### RECORDED DATA

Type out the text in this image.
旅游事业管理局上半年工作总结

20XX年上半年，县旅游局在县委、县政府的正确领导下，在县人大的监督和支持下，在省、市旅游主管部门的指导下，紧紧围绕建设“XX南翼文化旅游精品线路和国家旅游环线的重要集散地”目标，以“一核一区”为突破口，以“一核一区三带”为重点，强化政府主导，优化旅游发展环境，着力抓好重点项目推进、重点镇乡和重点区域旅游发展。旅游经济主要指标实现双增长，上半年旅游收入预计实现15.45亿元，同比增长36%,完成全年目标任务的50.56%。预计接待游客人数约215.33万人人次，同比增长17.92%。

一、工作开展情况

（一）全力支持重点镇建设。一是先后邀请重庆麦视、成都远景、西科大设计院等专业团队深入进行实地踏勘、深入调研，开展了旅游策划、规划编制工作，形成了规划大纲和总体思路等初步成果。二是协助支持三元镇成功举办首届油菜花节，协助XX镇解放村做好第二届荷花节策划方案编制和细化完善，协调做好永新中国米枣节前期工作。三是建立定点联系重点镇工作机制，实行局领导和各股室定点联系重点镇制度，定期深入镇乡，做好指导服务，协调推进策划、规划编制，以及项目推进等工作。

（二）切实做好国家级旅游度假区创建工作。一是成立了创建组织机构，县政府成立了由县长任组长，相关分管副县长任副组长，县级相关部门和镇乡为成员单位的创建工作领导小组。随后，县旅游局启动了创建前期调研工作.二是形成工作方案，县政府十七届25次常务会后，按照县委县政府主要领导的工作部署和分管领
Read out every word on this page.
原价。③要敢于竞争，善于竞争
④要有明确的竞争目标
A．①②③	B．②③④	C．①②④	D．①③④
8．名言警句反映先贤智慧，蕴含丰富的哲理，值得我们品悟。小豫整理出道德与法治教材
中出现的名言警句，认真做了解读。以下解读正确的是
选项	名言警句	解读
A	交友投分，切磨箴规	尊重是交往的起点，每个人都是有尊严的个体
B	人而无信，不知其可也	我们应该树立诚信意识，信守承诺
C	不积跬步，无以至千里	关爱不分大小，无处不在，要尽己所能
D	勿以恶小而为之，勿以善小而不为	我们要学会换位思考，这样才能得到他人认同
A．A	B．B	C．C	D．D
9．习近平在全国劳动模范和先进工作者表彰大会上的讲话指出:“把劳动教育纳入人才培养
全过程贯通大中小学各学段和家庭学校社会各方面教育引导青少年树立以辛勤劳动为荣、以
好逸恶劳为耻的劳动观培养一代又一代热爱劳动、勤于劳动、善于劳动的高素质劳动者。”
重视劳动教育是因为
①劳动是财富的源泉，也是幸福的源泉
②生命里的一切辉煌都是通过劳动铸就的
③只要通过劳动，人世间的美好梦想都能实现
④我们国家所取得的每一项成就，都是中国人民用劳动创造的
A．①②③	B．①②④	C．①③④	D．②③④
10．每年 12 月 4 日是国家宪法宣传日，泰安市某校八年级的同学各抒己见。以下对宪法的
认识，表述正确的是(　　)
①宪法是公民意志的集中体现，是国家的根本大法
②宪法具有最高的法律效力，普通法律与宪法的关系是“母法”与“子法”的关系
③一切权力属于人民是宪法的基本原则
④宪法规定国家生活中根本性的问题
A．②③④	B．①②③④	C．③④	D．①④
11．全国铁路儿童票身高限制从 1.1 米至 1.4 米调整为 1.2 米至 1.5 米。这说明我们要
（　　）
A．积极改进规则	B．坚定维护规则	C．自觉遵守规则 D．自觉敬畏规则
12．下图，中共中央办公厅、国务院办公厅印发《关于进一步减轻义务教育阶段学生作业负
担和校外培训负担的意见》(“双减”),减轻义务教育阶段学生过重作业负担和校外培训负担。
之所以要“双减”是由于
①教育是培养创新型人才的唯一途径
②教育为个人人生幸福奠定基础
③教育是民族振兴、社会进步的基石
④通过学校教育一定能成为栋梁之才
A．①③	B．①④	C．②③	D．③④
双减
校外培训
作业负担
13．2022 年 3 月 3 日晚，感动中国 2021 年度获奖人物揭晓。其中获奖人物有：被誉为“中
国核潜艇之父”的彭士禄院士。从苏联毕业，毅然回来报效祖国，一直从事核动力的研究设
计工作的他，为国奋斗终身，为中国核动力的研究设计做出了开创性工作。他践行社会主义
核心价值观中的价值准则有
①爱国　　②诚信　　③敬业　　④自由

### TASK DIRECTIONS
Print every entry exactly as it appears.

### SOLUTION TO THIS EXERCISE
Type out the text in this image.
旅游事业管理局上半年工作总结

20XX年上半年，县旅游局在县委、县政府的正确领导下，在县人大的监督和支持下，在省、市旅游主管部门的指导下，紧紧围绕建设“XX南翼文化旅游精品线路和国家旅游环线的重要集散地”目标，以“一核一区”为突破口，以“一核一区三带”为重点，强化政府主导，优化旅游发展环境，着力抓好重点项目推进、重点镇乡和重点区域旅游发展。旅游经济主要指标实现双增长，上半年旅游收入预计实现15.45亿元，同比增长36%,完成全年目标任务的50.56%。预计接待游客人数约215.33万人人次，同比增长17.92%。

一、工作开展情况

（一）全力支持重点镇建设。一是先后邀请重庆麦视、成都远景、西科大设计院等专业团队深入进行实地踏勘、深入调研，开展了旅游策划、规划编制工作，形成了规划大纲和总体思路等初步成果。二是协助支持三元镇成功举办首届油菜花节，协助XX镇解放村做好第二届荷花节策划方案编制和细化完善，协调做好永新中国米枣节前期工作。三是建立定点联系重点镇工作机制，实行局领导和各股室定点联系重点镇制度，定期深入镇乡，做好指导服务，协调推进策划、规划编制，以及项目推进等工作。

（二）切实做好国家级旅游度假区创建工作。一是成立了创建组织机构，县政府成立了由县长任组长，相关分管副县长任副组长，县级相关部门和镇乡为成员单位的创建工作领导小组。随后，县旅游局启动了创建前期调研工作.二是形成工作方案，县政府十七届25次常务会后，按照县委县政府主要领导的工作部署和分管领
Read out every word on this page.
原价。③要敢于竞争，善于竞争
④要有明确的竞争目标
A．①②③	B．②③④	C．①②④	D．①③④
8．名言警句反映先贤智慧，蕴含丰富的哲理，值得我们品悟。小豫整理出道德与法治教材
中出现的名言警句，认真做了解读。以下解读正确的是
选项	名言警句	解读
A	交友投分，切磨箴规	尊重是交往的起点，每个人都是有尊严的个体
B	人而无信，不知其可也	我们应该树立诚信意识，信守承诺
C	不积跬步，无以至千里	关爱不分大小，无处不在，要尽己所能
D	勿以恶小而为之，勿以善小而不为	我们要学会换位思考，这样才能得到他人认同
A．A	B．B	C．C	D．D
9．习近平在全国劳动模范和先进工作者表彰大会上的讲话指出:“把劳动教育纳入人才培养
全过程贯通大中小学各学段和家庭学校社会各方面教育引导青少年树立以辛勤劳动为荣、以
好逸恶劳为耻的劳动观培养一代又一代热爱劳动、勤于劳动、善于劳动的高素质劳动者。”
重视劳动教育是因为
①劳动是财富的源泉，也是幸福的源泉
②生命里的一切辉煌都是通过劳动铸就的
③只要通过劳动，人世间的美好梦想都能实现
④我们国家所取得的每一项成就，都是中国人民用劳动创造的
A．①②③	B．①②④	C．①③④	D．②③④
10．每年 12 月 4 日是国家宪法宣传日，泰安市某校八年级的同学各抒己见。以下对宪法的
认识，表述正确的是(　　)
①宪法是公民意志的集中体现，是国家的根本大法
②宪法具有最高的法律效力，普通法律与宪法的关系是“母法”与“子法”的关系
③一切权力属于人民是宪法的基本原则
④宪法规定国家生活中根本性的问题
A．②③④	B．①②③④	C．③④	D．①④
11．全国铁路儿童票身高限制从 1.1 米至 1.4 米调整为 1.2 米至 1.5 米。这说明我们要
（　　）
A．积极改进规则	B．坚定维护规则	C．自觉遵守规则 D．自觉敬畏规则
12．下图，中共中央办公厅、国务院办公厅印发《关于进一步减轻义务教育阶段学生作业负
担和校外培训负担的意见》(“双减”),减轻义务教育阶段学生过重作业负担和校外培训负担。
之所以要“双减”是由于
①教育是培养创新型人才的唯一途径
②教育为个人人生幸福奠定基础
③教育是民族振兴、社会进步的基石
④通过学校教育一定能成为栋梁之才
A．①③	B．①④	C．②③	D．③④
双减
校外培训
作业负担
13．2022 年 3 月 3 日晚，感动中国 2021 年度获奖人物揭晓。其中获奖人物有：被誉为“中
国核潜艇之父”的彭士禄院士。从苏联毕业，毅然回来报效祖国，一直从事核动力的研究设
计工作的他，为国奋斗终身，为中国核动力的研究设计做出了开创性工作。他践行社会主义
核心价值观中的价值准则有
①爱国　　②诚信　　③敬业　　④自由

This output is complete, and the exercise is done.